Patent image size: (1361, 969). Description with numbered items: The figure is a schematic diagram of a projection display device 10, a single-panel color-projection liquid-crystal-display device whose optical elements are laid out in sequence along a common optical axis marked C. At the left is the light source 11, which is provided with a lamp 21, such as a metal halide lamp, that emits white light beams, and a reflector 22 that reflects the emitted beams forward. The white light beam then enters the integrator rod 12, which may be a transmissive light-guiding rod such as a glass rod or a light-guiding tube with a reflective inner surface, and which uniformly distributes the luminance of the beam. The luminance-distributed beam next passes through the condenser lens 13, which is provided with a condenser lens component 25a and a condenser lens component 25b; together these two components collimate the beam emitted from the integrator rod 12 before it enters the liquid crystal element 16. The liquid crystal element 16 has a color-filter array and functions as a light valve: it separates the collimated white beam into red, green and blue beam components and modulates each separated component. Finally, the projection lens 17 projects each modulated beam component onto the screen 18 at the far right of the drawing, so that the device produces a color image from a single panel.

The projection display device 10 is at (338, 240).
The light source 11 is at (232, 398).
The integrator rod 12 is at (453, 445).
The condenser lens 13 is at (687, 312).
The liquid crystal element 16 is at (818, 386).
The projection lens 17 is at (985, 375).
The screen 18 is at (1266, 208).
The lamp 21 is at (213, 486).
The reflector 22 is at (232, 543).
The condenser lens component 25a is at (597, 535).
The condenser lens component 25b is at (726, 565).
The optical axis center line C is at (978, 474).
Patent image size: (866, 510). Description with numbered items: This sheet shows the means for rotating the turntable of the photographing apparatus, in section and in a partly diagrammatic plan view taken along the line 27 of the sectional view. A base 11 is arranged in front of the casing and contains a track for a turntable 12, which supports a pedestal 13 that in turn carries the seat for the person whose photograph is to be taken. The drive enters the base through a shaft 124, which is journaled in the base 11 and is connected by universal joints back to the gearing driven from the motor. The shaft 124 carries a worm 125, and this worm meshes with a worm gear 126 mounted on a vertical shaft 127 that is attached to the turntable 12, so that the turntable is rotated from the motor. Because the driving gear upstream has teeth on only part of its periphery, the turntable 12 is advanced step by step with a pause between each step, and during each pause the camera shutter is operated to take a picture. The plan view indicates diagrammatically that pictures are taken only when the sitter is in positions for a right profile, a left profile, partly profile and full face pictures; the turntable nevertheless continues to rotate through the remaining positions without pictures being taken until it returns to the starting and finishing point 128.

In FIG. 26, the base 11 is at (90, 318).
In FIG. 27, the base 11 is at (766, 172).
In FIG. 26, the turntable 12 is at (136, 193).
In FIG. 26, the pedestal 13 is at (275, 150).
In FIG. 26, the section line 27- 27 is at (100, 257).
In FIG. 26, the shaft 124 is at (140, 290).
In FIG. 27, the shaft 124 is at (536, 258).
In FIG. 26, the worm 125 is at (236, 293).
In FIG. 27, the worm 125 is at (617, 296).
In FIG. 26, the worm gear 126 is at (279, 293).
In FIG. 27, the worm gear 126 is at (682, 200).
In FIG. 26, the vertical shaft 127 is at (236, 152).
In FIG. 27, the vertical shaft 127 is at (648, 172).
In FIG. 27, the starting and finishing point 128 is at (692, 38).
┄┄┄┄┄┄
Copy the material from its beginning through the line containing "The projection display", changing "schematic diagram" to "schematic drawing" and keeping everything else the same.

* [The reply]
Patent image size: (1361, 969). Description with numbered items: The figure is a schematic drawing of a projection display device 10, a single-panel color-projection liquid-crystal-display device whose optical elements are laid out in sequence along a common optical axis marked C. At the left is the light source 11, which is provided with a lamp 21, such as a metal halide lamp, that emits white light beams, and a reflector 22 that reflects the emitted beams forward. The white light beam then enters the integrator rod 12, which may be a transmissive light-guiding rod such as a glass rod or a light-guiding tube with a reflective inner surface, and which uniformly distributes the luminance of the beam. The luminance-distributed beam next passes through the condenser lens 13, which is provided with a condenser lens component 25a and a condenser lens component 25b; together these two components collimate the beam emitted from the integrator rod 12 before it enters the liquid crystal element 16. The liquid crystal element 16 has a color-filter array and functions as a light valve: it separates the collimated white beam into red, green and blue beam components and modulates each separated component. Finally, the projection lens 17 projects each modulated beam component onto the screen 18 at the far right of the drawing, so that the device produces a color image from a single panel.

The projection display device 10 is at (338, 240).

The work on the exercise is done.